Directions: Report every line in the listing below where the string "this" shows up.

Entries supplied:
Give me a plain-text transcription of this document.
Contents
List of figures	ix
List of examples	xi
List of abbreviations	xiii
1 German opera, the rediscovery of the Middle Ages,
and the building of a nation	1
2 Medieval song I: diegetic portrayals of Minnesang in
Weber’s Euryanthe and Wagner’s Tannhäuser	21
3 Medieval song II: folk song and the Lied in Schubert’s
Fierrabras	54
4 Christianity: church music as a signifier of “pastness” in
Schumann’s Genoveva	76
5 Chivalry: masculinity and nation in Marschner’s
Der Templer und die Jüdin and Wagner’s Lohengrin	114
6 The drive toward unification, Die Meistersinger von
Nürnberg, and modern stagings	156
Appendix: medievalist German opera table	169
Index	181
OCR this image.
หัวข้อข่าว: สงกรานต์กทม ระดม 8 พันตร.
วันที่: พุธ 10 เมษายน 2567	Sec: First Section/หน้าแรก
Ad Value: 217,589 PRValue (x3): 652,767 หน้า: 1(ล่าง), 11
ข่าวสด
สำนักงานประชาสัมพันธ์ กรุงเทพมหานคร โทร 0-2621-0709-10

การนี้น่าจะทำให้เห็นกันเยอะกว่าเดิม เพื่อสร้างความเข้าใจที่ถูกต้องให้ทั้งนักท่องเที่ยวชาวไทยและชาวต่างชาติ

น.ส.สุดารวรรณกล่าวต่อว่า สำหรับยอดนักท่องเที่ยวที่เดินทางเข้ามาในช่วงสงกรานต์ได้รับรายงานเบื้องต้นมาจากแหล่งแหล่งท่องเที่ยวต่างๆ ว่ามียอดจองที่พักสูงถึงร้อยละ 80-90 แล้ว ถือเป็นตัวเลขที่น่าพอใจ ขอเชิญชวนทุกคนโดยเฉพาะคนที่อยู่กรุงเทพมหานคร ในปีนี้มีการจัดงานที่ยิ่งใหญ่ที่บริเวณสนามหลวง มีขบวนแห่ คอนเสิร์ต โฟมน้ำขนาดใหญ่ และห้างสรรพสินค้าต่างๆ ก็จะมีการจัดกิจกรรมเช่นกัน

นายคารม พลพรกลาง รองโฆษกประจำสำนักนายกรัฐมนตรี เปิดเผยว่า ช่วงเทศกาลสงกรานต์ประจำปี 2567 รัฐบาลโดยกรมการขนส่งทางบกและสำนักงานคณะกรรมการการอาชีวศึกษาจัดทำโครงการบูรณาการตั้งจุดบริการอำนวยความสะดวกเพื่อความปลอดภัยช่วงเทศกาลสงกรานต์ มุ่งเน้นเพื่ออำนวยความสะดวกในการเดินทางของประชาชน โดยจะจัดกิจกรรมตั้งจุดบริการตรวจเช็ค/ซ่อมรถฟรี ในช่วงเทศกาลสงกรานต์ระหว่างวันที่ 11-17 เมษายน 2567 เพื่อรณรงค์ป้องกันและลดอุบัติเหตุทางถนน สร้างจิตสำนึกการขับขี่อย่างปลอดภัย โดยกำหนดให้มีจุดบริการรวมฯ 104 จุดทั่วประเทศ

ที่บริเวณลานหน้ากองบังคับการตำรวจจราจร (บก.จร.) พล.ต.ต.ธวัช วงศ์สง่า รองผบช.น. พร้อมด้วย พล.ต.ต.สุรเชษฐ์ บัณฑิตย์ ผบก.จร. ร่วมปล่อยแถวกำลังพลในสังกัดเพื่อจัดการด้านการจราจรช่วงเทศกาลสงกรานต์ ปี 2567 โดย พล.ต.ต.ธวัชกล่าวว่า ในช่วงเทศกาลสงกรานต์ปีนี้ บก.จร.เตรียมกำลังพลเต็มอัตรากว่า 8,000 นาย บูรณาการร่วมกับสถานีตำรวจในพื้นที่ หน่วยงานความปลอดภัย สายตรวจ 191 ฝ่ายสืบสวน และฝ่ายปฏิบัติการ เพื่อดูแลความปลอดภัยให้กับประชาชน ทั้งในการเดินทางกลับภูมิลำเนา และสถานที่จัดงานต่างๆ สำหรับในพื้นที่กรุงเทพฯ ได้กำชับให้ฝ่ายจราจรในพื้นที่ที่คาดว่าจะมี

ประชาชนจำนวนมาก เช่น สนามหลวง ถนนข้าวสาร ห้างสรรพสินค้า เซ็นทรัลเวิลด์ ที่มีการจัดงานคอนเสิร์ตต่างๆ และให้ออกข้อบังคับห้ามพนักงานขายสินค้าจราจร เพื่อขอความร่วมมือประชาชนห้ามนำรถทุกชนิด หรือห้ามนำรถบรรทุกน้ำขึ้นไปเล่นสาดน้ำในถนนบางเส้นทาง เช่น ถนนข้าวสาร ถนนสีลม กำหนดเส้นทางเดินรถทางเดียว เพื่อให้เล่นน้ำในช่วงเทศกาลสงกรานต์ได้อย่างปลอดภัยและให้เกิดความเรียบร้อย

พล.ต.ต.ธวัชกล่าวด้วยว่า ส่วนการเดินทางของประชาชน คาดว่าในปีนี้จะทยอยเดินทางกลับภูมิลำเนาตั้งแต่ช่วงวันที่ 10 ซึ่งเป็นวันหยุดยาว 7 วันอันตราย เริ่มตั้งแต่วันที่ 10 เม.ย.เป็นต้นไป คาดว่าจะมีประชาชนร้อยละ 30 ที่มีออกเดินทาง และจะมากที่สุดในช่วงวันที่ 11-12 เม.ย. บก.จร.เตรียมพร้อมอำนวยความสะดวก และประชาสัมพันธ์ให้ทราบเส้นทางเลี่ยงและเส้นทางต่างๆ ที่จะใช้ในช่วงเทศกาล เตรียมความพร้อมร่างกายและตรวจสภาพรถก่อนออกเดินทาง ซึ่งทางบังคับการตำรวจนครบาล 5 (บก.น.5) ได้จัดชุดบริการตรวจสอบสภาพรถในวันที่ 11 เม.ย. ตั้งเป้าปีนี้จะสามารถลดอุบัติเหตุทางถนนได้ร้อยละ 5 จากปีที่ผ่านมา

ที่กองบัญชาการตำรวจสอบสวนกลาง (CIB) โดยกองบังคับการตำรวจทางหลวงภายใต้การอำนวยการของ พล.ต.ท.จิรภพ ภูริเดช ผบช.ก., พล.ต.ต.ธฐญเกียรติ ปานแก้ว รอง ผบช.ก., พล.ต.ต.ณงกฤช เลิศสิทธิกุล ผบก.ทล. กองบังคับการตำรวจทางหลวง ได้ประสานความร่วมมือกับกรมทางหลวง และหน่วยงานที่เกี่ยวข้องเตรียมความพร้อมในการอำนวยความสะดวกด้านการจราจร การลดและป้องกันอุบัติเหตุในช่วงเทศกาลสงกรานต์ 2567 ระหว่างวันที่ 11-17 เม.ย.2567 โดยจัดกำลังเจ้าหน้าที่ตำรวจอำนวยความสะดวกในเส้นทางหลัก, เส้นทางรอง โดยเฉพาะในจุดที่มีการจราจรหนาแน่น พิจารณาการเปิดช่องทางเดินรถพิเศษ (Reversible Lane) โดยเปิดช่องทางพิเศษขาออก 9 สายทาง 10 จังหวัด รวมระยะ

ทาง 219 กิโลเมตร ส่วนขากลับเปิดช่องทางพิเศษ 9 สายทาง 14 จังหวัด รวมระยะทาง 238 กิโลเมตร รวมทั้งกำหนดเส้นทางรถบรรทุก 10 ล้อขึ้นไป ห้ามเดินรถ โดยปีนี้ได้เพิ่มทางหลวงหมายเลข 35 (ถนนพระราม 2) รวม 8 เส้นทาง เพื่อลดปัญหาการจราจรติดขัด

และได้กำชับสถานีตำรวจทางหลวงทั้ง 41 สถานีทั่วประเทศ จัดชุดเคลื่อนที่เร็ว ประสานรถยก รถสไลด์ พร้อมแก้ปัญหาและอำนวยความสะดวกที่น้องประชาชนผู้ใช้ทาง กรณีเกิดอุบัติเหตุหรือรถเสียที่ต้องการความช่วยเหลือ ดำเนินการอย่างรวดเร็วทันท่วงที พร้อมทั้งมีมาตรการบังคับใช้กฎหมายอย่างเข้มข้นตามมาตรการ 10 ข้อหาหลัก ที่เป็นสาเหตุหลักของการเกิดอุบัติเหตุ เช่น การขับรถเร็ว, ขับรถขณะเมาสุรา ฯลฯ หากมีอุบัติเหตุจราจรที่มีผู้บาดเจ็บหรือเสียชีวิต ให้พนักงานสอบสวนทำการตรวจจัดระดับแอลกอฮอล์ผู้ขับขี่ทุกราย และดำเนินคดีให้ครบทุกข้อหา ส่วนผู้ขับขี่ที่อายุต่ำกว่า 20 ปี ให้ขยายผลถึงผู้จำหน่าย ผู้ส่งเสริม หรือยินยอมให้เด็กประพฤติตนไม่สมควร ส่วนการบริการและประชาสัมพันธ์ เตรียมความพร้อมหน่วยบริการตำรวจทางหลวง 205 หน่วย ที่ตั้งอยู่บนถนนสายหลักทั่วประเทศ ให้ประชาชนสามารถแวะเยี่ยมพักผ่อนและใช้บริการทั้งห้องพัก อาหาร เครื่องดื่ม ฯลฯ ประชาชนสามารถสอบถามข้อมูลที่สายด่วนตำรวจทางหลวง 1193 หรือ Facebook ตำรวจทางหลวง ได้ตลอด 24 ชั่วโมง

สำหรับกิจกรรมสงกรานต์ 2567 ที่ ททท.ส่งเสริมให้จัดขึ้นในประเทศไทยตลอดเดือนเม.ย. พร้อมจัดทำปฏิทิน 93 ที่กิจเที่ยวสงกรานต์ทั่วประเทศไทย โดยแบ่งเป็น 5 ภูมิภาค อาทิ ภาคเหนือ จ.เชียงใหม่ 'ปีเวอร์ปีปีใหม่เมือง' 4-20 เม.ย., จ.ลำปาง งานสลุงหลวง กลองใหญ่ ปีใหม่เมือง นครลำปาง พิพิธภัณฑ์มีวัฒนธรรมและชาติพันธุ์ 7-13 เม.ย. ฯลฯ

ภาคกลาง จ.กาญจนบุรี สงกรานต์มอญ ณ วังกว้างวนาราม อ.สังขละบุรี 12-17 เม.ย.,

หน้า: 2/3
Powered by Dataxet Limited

Final result:
Give me a plain-text transcription of this document.
OCR this image.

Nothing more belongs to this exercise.